Amiguity(?) in Sinhala named sequences
Harshula
harshula at hj.id.au
Sun Oct 16 18:15:57 CDT 2016
Hi Martin,
On 15/10/16 04:07, Martin Jansche wrote:
> For Sinhala, the following named sequences are defined (for good reasons):
>
> SINHALA CONSONANT SIGN YANSAYA;0DCA 200D 0DBA
> SINHALA CONSONANT SIGN RAKAARAANSAYA;0DCA 200D 0DBB
> SINHALA CONSONANT SIGN REPAYA;0DBB 0DCA 200D
>
> I'll abbreviate these as Yansaya, Rakaransaya, and Repaya, and I'll
> write Ya for 0DBA and Ra for 0DBB.
>
> Note that these give rise to two potentially ambiguous codepoint
> strings, namely
>
> 0DBB 0DCA 200D 0DBA
> 0DBB 0DCA 200D 0DBB
>
> I'll concentrate on the first, as all arguments apply to the second one
> analogously.
>
> At a first glance, the sequence 0DBB 0DCA 200D 0DBA has two possible parses:
>
> 0DBB + 0DCA 200D 0DBA, i.e. Ra + Yansaya
> 0DBB 0DCA 200D + 0DBA, i.e. Repaya + Ya
>
> First question: Does the standard give any guidance as to which one is
> the intended parse? The section on Sinhala in the Unicode Standard is
> silent about this. Is there a general principle I'm missing?
>
> Sri Lanka Standard SLS 1134 (2004 draft) states that Ra+Yansaya is not
> used and is considered incorrect, suggesting that the second parse
> (Repaya+Ya) should be the default interpretation of this sequence.
> However, SLS 1134 does not address the potential ambiguity of this
> sequence explicitly and the description there could be read as
> informative, not normative.

## Problems to work on
1/ Answer these from the message on Sinhala named sequences:
(a) What codepoint sequence is defined for SINHALA CONSONANT SIGN REPAYA?
(b) What two parses of 0DBB 0DCA 200D 0DBA are listed?
(c) According to the 2004 draft of SLS 1134, which combination is not used and is considered incorrect?
2/ Carry on the message on Sinhala named sequences past its final sentence.

## Entries shown

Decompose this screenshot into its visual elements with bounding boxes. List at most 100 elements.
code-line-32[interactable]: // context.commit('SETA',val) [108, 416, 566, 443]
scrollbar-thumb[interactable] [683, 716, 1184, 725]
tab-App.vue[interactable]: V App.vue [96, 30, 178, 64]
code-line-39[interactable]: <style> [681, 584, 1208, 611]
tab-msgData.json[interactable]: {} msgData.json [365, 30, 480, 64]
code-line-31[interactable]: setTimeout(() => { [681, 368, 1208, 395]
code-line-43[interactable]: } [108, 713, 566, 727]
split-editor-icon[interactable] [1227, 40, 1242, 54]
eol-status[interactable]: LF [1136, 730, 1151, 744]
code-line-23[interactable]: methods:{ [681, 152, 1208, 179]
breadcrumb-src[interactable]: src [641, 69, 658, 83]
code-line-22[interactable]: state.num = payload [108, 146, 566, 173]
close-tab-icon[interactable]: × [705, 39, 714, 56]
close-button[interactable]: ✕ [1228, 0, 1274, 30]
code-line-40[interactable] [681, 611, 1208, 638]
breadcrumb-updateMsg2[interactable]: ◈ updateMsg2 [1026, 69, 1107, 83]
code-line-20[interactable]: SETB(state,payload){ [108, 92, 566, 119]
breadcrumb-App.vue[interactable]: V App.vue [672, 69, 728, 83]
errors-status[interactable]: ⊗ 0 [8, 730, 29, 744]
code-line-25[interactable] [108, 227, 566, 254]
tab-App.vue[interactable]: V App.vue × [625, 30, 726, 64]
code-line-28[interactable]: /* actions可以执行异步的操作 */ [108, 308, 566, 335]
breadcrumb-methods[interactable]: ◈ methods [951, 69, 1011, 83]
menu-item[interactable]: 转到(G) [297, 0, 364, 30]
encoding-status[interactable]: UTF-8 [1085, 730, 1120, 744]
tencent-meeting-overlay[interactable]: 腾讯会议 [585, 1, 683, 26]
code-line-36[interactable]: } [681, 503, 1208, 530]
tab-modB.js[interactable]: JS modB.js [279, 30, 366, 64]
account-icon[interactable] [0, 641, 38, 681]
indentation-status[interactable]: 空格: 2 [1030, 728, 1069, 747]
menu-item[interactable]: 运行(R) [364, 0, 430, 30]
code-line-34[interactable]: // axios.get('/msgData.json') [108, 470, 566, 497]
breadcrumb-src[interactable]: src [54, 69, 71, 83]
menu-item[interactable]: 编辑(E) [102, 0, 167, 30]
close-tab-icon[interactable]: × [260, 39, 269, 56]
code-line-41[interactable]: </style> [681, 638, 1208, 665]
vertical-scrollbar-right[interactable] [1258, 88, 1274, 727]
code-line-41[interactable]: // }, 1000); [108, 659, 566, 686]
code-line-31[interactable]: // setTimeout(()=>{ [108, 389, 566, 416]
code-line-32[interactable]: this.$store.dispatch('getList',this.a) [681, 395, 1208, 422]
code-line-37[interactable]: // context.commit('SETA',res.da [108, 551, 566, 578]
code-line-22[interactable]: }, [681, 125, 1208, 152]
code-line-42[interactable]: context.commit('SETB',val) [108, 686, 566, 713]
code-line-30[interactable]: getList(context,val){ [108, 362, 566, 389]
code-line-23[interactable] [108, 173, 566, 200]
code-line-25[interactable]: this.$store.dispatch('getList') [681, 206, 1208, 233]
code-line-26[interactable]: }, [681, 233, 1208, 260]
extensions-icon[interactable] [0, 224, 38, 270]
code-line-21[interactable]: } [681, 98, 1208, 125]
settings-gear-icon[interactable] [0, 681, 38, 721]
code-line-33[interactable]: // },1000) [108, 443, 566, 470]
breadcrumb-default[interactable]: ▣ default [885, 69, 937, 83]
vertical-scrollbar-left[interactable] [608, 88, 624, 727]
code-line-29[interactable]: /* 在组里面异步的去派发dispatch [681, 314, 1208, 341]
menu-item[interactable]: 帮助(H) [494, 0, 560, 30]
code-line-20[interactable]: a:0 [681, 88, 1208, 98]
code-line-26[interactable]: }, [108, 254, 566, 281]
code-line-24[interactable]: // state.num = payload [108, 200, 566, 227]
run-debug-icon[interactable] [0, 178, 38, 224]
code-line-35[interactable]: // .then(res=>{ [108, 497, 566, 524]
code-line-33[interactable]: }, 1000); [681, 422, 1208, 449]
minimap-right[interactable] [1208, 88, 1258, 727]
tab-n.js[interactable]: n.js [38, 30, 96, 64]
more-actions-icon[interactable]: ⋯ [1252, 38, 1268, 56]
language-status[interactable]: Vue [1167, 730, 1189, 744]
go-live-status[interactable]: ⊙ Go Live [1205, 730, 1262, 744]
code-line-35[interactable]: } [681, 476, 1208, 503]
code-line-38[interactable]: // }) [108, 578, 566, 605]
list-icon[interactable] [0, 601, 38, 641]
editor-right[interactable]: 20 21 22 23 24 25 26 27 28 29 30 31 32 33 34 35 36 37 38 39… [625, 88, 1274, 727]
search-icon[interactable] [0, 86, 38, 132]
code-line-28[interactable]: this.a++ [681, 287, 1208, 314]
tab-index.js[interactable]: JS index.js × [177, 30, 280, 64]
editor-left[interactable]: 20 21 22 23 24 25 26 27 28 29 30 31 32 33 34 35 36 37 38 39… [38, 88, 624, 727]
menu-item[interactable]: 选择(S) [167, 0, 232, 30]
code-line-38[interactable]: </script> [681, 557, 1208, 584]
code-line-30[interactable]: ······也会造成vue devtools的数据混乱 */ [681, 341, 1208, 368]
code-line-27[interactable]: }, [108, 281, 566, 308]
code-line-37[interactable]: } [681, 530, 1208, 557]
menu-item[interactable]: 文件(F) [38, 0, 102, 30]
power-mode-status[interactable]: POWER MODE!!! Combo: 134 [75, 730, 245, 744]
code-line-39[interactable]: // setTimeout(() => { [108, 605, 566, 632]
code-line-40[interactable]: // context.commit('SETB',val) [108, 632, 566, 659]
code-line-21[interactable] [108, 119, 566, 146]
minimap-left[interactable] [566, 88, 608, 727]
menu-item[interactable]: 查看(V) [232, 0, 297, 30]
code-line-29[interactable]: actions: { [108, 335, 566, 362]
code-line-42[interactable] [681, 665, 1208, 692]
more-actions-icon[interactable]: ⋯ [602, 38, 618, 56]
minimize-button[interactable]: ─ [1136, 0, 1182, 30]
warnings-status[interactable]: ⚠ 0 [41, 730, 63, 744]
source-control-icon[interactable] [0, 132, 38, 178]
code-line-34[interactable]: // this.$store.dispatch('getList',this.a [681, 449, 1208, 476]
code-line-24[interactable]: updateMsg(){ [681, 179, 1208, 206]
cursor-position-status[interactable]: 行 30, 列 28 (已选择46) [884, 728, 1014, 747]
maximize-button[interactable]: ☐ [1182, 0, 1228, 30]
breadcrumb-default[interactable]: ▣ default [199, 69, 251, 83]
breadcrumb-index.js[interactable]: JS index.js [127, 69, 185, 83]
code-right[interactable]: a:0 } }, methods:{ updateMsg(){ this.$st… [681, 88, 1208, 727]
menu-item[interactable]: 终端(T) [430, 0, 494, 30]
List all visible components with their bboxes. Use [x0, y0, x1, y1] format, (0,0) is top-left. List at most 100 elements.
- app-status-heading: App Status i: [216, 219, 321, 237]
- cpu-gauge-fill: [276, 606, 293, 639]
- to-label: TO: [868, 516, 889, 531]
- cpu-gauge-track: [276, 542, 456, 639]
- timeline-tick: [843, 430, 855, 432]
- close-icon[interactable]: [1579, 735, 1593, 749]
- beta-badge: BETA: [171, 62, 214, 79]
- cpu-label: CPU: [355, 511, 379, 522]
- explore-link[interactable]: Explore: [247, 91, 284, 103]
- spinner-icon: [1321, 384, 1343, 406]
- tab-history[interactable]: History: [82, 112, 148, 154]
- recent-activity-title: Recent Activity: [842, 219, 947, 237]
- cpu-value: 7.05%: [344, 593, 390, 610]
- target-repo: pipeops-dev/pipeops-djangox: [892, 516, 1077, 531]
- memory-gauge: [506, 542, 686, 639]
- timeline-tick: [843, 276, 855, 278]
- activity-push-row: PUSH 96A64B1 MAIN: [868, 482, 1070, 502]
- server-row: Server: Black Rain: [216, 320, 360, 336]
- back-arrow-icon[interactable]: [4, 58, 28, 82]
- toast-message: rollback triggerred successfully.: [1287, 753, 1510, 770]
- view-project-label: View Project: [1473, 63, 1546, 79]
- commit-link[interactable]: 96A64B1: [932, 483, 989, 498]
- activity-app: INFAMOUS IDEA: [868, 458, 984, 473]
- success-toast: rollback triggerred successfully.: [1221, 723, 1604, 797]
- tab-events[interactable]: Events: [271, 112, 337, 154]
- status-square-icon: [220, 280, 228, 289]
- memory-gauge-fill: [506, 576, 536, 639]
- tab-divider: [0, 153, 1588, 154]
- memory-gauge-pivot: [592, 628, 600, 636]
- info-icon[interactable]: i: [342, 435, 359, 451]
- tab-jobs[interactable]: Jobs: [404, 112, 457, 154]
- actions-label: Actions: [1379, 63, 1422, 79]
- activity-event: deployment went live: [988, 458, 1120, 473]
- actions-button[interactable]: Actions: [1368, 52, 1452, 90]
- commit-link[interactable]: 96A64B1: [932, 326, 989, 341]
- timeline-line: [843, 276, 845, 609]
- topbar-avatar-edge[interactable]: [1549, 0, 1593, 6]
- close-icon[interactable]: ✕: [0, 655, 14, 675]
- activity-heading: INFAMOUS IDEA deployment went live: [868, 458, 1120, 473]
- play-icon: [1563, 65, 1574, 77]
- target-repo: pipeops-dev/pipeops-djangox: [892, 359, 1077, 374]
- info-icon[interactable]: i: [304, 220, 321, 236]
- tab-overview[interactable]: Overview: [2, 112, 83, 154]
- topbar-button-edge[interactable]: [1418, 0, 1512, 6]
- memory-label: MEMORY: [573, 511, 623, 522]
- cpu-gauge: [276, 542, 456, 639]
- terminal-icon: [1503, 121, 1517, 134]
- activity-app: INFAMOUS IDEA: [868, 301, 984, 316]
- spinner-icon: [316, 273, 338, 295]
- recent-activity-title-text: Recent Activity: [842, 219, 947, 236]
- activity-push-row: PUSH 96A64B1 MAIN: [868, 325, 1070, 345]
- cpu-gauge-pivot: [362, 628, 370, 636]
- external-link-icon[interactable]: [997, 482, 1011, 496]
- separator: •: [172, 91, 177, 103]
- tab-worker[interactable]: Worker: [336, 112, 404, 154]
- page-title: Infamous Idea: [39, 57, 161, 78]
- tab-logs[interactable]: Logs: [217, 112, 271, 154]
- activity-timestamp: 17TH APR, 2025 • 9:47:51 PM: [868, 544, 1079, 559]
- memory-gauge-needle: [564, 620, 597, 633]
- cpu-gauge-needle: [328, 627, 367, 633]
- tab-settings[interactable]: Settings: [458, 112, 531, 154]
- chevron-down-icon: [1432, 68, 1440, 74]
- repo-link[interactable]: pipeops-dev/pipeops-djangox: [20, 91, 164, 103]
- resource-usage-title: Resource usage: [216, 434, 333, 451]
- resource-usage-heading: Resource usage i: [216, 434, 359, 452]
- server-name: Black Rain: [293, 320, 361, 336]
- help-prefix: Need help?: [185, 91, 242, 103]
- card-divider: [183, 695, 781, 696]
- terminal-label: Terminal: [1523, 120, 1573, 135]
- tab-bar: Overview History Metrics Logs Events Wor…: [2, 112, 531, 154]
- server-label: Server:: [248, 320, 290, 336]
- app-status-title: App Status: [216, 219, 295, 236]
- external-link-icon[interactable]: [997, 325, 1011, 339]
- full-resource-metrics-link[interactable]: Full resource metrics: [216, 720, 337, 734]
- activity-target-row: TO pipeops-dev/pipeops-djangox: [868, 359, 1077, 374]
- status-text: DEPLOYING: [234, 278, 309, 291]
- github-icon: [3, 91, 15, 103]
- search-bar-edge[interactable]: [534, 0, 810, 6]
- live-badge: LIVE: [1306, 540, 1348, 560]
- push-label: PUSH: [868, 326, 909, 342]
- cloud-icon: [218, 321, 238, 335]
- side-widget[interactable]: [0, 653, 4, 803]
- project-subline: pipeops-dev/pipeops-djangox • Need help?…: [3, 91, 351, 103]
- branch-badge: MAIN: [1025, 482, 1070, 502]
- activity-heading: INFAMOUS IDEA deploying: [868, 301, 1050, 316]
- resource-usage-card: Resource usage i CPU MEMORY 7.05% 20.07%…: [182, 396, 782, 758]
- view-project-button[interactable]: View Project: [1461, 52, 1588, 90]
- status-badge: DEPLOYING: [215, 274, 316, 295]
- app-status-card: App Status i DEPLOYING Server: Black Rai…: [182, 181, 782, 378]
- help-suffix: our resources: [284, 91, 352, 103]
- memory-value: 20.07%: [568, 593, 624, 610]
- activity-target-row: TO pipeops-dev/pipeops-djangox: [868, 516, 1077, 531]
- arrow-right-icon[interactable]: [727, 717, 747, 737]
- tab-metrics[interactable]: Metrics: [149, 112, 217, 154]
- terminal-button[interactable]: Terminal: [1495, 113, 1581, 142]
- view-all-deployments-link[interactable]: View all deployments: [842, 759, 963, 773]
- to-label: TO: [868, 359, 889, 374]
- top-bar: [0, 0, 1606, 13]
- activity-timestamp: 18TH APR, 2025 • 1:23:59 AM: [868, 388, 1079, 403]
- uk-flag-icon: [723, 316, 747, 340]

## Answers to each task
1/
(a) 0DBB 0DCA 200D
(b) 0DBB + 0DCA 200D 0DBA (Ra + Yansaya), and 0DBB 0DCA 200D + 0DBA (Repaya + Ya)
(c) Ra+Yansaya

2/
1) re: 0DBB 0DCA 200D 0DBA
SLS 1134 was updated in 2011 (The latest public version I could find is
v3.41. This extract is the same in v3.6.):
https://sourceforge.net/p/sinhala/mailman/attachment/4D957C56.5050204@cse.mrt.ac.lk/1/
"1. The yansaya is not used following the letter ර. e.g.: the spelling
කාර්ය is incorrect."
If the above is insufficient, it's best to discuss the issue with Harsha
(CC'd) and Ruvan (CC'd).
2) re: 0DBB 0DCA 200D 0DBB
Harsha & Ruvan can clarify this too.
cya,
#
> Second question: Given that one parse of this sequence should be the
> default, how does one represent the non-default parse?
>
> In most cases one can guess what the intended meaning is, but I suspect
> this is somewhat of a gray area. In practice, trying to render these
> problematic sequences and their neighbors in HarfBuzz with a variety of
> fonts results in a variety of outcomes (including occasionally
> unexpected glyph choices). If the meaning of these sequences is not well
> defined, that would partly explain the variation across fonts.
>
> Am I missing something fundamental? If not, it seems this issue should
> be called out explicit in some part of the standard.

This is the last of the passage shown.